→ **Data shown**
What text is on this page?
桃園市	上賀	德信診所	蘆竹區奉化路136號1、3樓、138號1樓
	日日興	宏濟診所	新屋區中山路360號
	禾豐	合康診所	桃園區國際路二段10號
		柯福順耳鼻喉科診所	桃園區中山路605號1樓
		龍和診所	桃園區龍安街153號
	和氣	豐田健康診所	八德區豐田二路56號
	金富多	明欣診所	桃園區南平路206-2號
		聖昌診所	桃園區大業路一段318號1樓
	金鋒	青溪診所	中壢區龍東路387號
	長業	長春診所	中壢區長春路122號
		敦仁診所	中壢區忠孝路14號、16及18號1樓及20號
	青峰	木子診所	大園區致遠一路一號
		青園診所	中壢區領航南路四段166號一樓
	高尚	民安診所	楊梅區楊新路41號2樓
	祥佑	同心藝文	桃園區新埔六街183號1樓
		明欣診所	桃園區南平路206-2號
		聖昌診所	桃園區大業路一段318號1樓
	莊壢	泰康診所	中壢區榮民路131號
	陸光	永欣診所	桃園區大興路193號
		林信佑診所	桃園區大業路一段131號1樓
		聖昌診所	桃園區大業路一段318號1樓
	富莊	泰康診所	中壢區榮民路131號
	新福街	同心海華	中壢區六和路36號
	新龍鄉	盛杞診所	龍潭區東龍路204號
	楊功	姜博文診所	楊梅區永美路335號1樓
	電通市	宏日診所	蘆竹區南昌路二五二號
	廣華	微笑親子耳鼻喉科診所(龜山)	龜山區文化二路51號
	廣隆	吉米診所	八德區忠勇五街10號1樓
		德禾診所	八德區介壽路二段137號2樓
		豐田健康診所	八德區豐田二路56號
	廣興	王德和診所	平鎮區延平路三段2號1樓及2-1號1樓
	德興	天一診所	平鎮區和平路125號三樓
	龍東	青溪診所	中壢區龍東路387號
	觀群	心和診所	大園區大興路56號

→ **Set exercise**
Print the records above in full, exactly.

→ **Correct answer**
What text is on this page?
桃園市	上賀	德信診所	蘆竹區奉化路136號1、3樓、138號1樓
	日日興	宏濟診所	新屋區中山路360號
	禾豐	合康診所	桃園區國際路二段10號
		柯福順耳鼻喉科診所	桃園區中山路605號1樓
		龍和診所	桃園區龍安街153號
	和氣	豐田健康診所	八德區豐田二路56號
	金富多	明欣診所	桃園區南平路206-2號
		聖昌診所	桃園區大業路一段318號1樓
	金鋒	青溪診所	中壢區龍東路387號
	長業	長春診所	中壢區長春路122號
		敦仁診所	中壢區忠孝路14號、16及18號1樓及20號
	青峰	木子診所	大園區致遠一路一號
		青園診所	中壢區領航南路四段166號一樓
	高尚	民安診所	楊梅區楊新路41號2樓
	祥佑	同心藝文	桃園區新埔六街183號1樓
		明欣診所	桃園區南平路206-2號
		聖昌診所	桃園區大業路一段318號1樓
	莊壢	泰康診所	中壢區榮民路131號
	陸光	永欣診所	桃園區大興路193號
		林信佑診所	桃園區大業路一段131號1樓
		聖昌診所	桃園區大業路一段318號1樓
	富莊	泰康診所	中壢區榮民路131號
	新福街	同心海華	中壢區六和路36號
	新龍鄉	盛杞診所	龍潭區東龍路204號
	楊功	姜博文診所	楊梅區永美路335號1樓
	電通市	宏日診所	蘆竹區南昌路二五二號
	廣華	微笑親子耳鼻喉科診所(龜山)	龜山區文化二路51號
	廣隆	吉米診所	八德區忠勇五街10號1樓
		德禾診所	八德區介壽路二段137號2樓
		豐田健康診所	八德區豐田二路56號
	廣興	王德和診所	平鎮區延平路三段2號1樓及2-1號1樓
	德興	天一診所	平鎮區和平路125號三樓
	龍東	青溪診所	中壢區龍東路387號
	觀群	心和診所	大園區大興路56號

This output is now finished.